Consider this.. IF the current outsourcing of some elements of IT and White Collar jobs continue because the 'shrinking' of the world allows companies to outsource things like accounting, elements of IT and such overseas to locations like China, India and so forth. China is one of the fastest growing technological countries.. India has a MASSIVE educated worker base that we rely on for a lot of business elements.

Why not grow your own tech base by supporting education? Well that is where American Industry and Businesses have failed. The success of American Business has been so long and so continuing that hubris has set in. Short term gains are largely the business of the day. We're, as a country are teetering on AA+ to AA credit rating, and without looking at our debt and infrastructure (HERE) issues we'll be continuing to fail.

**TASKS TO CARRY OUT:**
1 – Recast the listing as a Markdown table with the columns Row and Entry, beginning at its first line and stopping after the line that contains "green-slider-thumb[interactable] (498, 485, 511, 497)". Give each line its own row number and leave out blank lines.
2 – Continue the opinion piece on outsourcing and American business from the point where it stops.
The opinion piece on outsourcing has no connection to the listing.

Spatial layout entries:

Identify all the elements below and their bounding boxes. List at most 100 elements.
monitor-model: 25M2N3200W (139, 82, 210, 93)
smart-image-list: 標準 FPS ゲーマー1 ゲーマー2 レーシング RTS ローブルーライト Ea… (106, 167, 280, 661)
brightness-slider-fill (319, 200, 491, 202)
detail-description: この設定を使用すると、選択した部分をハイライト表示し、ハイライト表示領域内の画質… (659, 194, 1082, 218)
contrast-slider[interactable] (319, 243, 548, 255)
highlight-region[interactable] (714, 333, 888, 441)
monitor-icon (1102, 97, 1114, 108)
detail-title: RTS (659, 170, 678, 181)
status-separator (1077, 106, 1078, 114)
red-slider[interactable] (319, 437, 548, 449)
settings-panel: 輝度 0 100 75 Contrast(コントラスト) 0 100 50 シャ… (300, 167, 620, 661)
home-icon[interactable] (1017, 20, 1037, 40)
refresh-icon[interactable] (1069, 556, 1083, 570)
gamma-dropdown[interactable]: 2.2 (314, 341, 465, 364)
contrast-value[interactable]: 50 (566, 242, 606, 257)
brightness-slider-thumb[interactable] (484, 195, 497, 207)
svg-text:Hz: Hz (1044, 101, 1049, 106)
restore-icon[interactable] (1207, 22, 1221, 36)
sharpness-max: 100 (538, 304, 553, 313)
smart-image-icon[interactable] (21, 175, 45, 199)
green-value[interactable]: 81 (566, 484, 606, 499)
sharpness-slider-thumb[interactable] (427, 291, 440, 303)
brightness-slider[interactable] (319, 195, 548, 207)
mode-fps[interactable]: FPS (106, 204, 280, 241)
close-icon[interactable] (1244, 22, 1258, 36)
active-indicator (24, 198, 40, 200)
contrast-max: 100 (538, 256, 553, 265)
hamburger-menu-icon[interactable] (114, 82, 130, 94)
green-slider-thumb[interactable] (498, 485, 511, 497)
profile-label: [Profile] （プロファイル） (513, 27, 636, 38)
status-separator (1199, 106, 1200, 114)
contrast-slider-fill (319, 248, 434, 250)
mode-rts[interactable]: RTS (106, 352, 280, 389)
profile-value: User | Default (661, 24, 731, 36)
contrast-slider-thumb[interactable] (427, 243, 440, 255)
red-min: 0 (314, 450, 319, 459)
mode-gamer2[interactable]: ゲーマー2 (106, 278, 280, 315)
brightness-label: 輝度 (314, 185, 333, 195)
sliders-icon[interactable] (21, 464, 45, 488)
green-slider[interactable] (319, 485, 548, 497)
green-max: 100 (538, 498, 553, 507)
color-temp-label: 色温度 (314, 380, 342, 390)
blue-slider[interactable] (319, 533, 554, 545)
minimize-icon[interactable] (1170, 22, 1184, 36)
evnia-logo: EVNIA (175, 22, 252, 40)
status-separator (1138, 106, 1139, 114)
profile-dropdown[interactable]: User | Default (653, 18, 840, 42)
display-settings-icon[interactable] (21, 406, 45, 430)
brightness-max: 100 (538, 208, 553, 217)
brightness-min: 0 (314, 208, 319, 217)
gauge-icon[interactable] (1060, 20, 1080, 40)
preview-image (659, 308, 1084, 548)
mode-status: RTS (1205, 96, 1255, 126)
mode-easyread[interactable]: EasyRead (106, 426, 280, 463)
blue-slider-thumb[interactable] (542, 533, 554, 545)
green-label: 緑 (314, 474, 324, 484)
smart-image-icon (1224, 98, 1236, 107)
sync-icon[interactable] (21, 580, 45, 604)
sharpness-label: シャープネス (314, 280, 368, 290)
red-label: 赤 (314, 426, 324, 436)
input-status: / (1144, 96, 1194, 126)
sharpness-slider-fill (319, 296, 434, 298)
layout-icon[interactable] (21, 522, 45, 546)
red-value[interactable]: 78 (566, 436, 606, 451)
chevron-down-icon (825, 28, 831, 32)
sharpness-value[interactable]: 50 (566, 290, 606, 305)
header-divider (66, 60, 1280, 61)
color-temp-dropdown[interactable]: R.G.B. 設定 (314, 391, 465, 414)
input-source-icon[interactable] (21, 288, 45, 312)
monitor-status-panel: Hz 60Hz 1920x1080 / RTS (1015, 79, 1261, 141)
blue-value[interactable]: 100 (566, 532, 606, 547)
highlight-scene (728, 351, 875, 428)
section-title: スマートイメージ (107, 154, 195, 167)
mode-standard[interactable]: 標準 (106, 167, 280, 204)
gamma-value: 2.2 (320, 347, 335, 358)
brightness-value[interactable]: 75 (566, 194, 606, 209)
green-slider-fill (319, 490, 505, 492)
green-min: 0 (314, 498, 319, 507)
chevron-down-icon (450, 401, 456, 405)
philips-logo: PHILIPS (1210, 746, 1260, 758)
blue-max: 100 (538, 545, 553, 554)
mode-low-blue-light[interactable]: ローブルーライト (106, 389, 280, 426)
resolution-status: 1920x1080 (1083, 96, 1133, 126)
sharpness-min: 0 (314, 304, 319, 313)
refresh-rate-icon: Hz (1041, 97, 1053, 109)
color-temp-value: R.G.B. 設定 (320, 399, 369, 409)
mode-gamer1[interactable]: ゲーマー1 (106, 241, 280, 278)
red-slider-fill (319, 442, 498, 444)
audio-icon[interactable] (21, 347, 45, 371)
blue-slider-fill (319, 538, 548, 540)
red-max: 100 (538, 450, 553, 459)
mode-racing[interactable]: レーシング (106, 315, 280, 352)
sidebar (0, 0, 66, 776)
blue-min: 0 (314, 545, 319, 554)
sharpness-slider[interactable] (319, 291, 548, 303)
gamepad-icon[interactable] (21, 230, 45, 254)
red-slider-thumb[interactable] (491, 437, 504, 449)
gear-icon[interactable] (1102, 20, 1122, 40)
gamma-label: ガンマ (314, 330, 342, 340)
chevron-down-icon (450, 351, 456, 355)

**ANSWERS TO THE TASKS:**
1 –
| Row | Entry |
|---|---|
| 1 | Identify all the elements below and their bounding boxes. List at most 100 elements. |
| 2 | monitor-model: 25M2N3200W (139, 82, 210, 93) |
| 3 | smart-image-list: 標準 FPS ゲーマー1 ゲーマー2 レーシング RTS ローブルーライト Ea… (106, 167, 280, 661) |
| 4 | brightness-slider-fill (319, 200, 491, 202) |
| 5 | detail-description: この設定を使用すると、選択した部分をハイライト表示し、ハイライト表示領域内の画質… (659, 194, 1082, 218) |
| 6 | contrast-slider[interactable] (319, 243, 548, 255) |
| 7 | highlight-region[interactable] (714, 333, 888, 441) |
| 8 | monitor-icon (1102, 97, 1114, 108) |
| 9 | detail-title: RTS (659, 170, 678, 181) |
| 10 | status-separator (1077, 106, 1078, 114) |
| 11 | red-slider[interactable] (319, 437, 548, 449) |
| 12 | settings-panel: 輝度 0 100 75 Contrast(コントラスト) 0 100 50 シャ… (300, 167, 620, 661) |
| 13 | home-icon[interactable] (1017, 20, 1037, 40) |
| 14 | refresh-icon[interactable] (1069, 556, 1083, 570) |
| 15 | gamma-dropdown[interactable]: 2.2 (314, 341, 465, 364) |
| 16 | contrast-value[interactable]: 50 (566, 242, 606, 257) |
| 17 | brightness-slider-thumb[interactable] (484, 195, 497, 207) |
| 18 | svg-text:Hz: Hz (1044, 101, 1049, 106) |
| 19 | restore-icon[interactable] (1207, 22, 1221, 36) |
| 20 | sharpness-max: 100 (538, 304, 553, 313) |
| 21 | smart-image-icon[interactable] (21, 175, 45, 199) |
| 22 | green-value[interactable]: 81 (566, 484, 606, 499) |
| 23 | sharpness-slider-thumb[interactable] (427, 291, 440, 303) |
| 24 | brightness-slider[interactable] (319, 195, 548, 207) |
| 25 | mode-fps[interactable]: FPS (106, 204, 280, 241) |
| 26 | close-icon[interactable] (1244, 22, 1258, 36) |
| 27 | active-indicator (24, 198, 40, 200) |
| 28 | contrast-max: 100 (538, 256, 553, 265) |
| 29 | hamburger-menu-icon[interactable] (114, 82, 130, 94) |
| 30 | green-slider-thumb[interactable] (498, 485, 511, 497) |

2 –
Bluntly put, we need to tell business interests to stay out of government. At least to reduce the current level of influence, and accept that the rich and powerful will have to pay a bit more. Not the hideously massive 90%+ of some countries overseas but more than we are now. Downsizing government isn't the answer. The reduction of regulation has made a fairly self evident case against that. The energy industries in the 90s. The current and ongoing bank issues with the massive cases of fraud that CONTINUE to make a few well placed bankers money and everyone else hurts from it.

America is eating itself in a way, working to produce more and more profit from paperwork than actual production of services and/or goods. We have to break this incestuous hold between big money business and the governing structure. Appointing a man from Monsanto to run the FDA isn't perhaps the best idea, but here in the US it's 'good government'.

To enact the changes, we need to change the political culture of the parties. Right now that means we have to participate and interact. With the internet, it's easier to find information about the politicians. When I first started voting, back in the post-death of the fairness doctrine era of Ronald Reagan, you had to rely on the papers and tv stations.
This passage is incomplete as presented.